** START DATA **

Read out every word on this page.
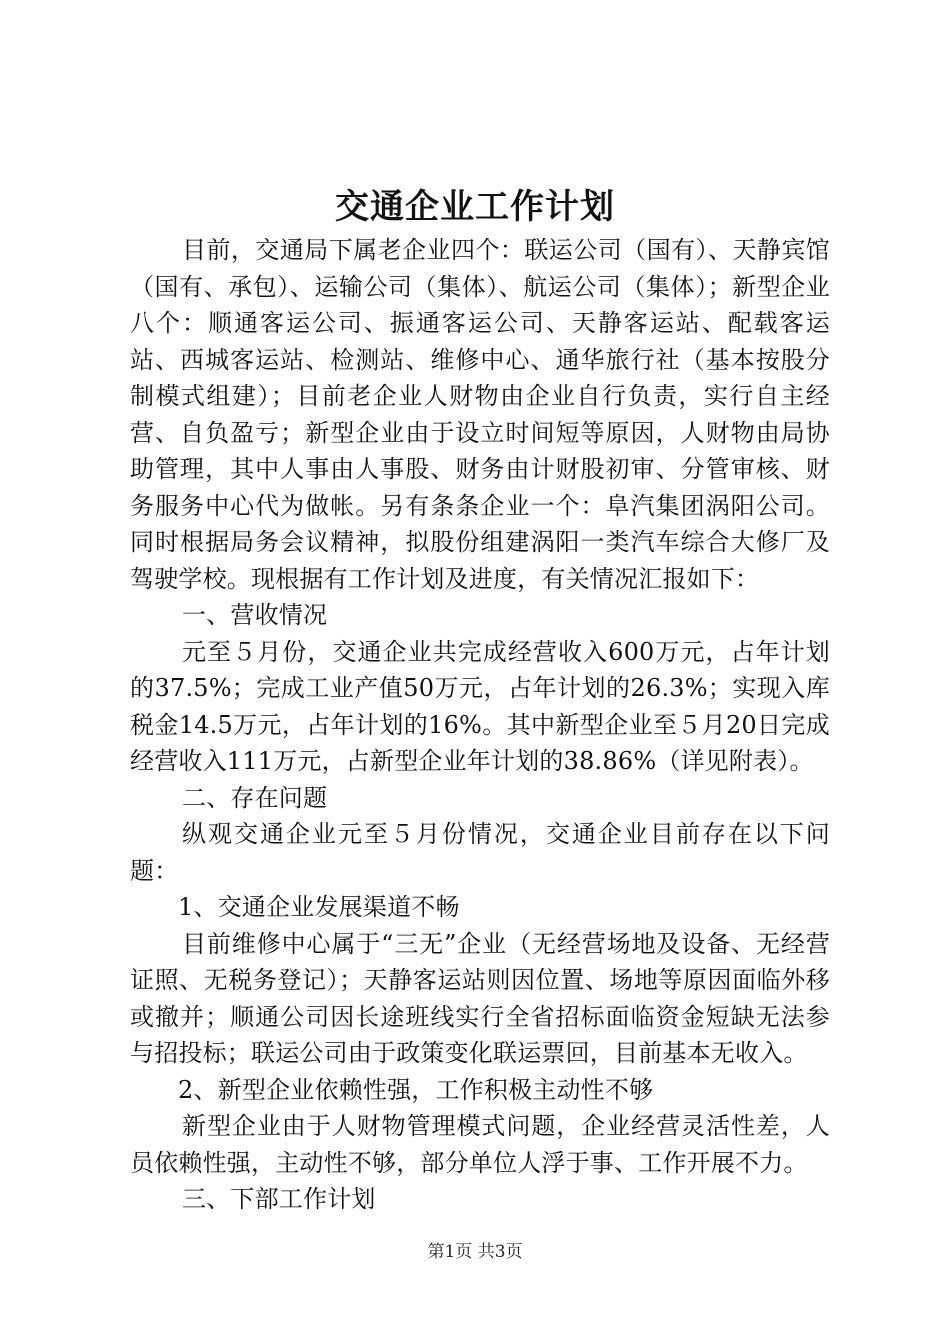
交通企业工作计划

目前，交通局下属老企业四个：联运公司（国有）、天静宾馆（国有、承包）、运输公司（集体）、航运公司（集体）；新型企业八个：顺通客运公司、振通客运公司、天静客运站、配载客运站、西城客运站、检测站、维修中心、通华旅行社（基本按股分制模式组建）；目前老企业人财物由企业自行负责，实行自主经营、自负盈亏；新型企业由于设立时间短等原因，人财物由局协助管理，其中人事由人事股、财务由计财股初审、分管审核、财务服务中心代为做帐。另有条条企业一个：阜汽集团涡阳公司。同时根据局务会议精神，拟股份组建涡阳一类汽车综合大修厂及驾驶学校。现根据有工作计划及进度，有关情况汇报如下：

一、营收情况

元至５月份，交通企业共完成经营收入600万元，占年计划的37.5%；完成工业产值50万元，占年计划的26.3%；实现入库税金14.5万元，占年计划的16%。其中新型企业至５月20日完成经营收入111万元，占新型企业年计划的38.86%（详见附表）。

二、存在问题

纵观交通企业元至５月份情况，交通企业目前存在以下问题：

1、交通企业发展渠道不畅

目前维修中心属于“三无”企业（无经营场地及设备、无经营证照、无税务登记）；天静客运站则因位置、场地等原因面临外移或撤并；顺通公司因长途班线实行全省招标面临资金短缺无法参与招投标；联运公司由于政策变化联运票回，目前基本无收入。

2、新型企业依赖性强，工作积极主动性不够

新型企业由于人财物管理模式问题，企业经营灵活性差，人员依赖性强，主动性不够，部分单位人浮于事、工作开展不力。

三、下部工作计划

第1页 共3页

** END DATA **

EXERCISE DIRECTIONS — Restate each entry word for word, leaving out any pictures.

OUTPUT —
Read out every word on this page.
交通企业工作计划

目前，交通局下属老企业四个：联运公司（国有）、天静宾馆（国有、承包）、运输公司（集体）、航运公司（集体）；新型企业八个：顺通客运公司、振通客运公司、天静客运站、配载客运站、西城客运站、检测站、维修中心、通华旅行社（基本按股分制模式组建）；目前老企业人财物由企业自行负责，实行自主经营、自负盈亏；新型企业由于设立时间短等原因，人财物由局协助管理，其中人事由人事股、财务由计财股初审、分管审核、财务服务中心代为做帐。另有条条企业一个：阜汽集团涡阳公司。同时根据局务会议精神，拟股份组建涡阳一类汽车综合大修厂及驾驶学校。现根据有工作计划及进度，有关情况汇报如下：

一、营收情况

元至５月份，交通企业共完成经营收入600万元，占年计划的37.5%；完成工业产值50万元，占年计划的26.3%；实现入库税金14.5万元，占年计划的16%。其中新型企业至５月20日完成经营收入111万元，占新型企业年计划的38.86%（详见附表）。

二、存在问题

纵观交通企业元至５月份情况，交通企业目前存在以下问题：

1、交通企业发展渠道不畅

目前维修中心属于“三无”企业（无经营场地及设备、无经营证照、无税务登记）；天静客运站则因位置、场地等原因面临外移或撤并；顺通公司因长途班线实行全省招标面临资金短缺无法参与招投标；联运公司由于政策变化联运票回，目前基本无收入。

2、新型企业依赖性强，工作积极主动性不够

新型企业由于人财物管理模式问题，企业经营灵活性差，人员依赖性强，主动性不够，部分单位人浮于事、工作开展不力。

三、下部工作计划

第1页 共3页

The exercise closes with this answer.